## GIVEN REQUEST
Return all lines where the word "Employment" can be found.

## PROVIDED DATA
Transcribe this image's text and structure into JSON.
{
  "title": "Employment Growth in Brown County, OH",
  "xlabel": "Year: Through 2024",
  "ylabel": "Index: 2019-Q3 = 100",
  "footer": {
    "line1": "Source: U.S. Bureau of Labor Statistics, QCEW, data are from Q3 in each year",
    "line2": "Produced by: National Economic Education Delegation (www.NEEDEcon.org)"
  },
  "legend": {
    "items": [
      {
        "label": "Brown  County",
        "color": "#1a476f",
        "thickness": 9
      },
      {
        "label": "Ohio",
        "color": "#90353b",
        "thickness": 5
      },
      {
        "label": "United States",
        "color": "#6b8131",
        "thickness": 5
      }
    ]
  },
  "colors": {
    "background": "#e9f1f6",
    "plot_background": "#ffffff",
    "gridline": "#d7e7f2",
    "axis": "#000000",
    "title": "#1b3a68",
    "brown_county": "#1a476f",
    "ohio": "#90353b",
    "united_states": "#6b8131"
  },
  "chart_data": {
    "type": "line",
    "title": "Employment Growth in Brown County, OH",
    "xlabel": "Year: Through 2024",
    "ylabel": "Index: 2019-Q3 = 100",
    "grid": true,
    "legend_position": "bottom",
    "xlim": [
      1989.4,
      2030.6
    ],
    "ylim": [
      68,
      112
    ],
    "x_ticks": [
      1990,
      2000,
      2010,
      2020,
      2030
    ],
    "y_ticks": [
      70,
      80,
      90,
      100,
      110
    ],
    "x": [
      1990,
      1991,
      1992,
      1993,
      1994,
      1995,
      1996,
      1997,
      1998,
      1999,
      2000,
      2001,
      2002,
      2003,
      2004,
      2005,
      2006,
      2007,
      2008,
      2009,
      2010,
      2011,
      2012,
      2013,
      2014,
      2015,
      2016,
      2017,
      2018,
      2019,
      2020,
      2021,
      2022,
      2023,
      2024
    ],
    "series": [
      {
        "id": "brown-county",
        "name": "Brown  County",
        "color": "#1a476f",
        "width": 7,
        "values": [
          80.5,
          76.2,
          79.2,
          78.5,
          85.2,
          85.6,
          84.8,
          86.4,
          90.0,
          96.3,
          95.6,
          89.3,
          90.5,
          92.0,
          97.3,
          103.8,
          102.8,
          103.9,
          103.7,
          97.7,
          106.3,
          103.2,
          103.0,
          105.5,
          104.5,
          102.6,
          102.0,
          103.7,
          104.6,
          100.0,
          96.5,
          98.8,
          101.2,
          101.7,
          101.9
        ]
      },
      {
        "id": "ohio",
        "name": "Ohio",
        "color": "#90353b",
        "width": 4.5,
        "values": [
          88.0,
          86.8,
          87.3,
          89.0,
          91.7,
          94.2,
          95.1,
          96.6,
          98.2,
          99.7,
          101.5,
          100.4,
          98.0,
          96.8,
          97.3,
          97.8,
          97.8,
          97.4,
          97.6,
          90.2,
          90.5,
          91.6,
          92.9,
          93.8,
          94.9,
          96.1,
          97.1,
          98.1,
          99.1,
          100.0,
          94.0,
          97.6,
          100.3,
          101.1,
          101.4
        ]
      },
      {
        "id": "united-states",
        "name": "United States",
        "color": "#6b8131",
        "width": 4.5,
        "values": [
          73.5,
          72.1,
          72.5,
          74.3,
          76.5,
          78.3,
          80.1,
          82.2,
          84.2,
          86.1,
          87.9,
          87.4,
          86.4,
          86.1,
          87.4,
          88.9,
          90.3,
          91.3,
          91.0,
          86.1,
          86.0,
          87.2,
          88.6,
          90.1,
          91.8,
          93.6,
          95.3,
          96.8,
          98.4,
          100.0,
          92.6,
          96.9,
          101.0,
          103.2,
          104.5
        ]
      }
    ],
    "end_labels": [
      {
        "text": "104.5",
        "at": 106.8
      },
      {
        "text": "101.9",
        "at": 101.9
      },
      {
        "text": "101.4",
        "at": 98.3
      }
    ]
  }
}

## SOLVED PROBLEM
  "title": "Employment Growth in Brown County, OH",
    "title": "Employment Growth in Brown County, OH",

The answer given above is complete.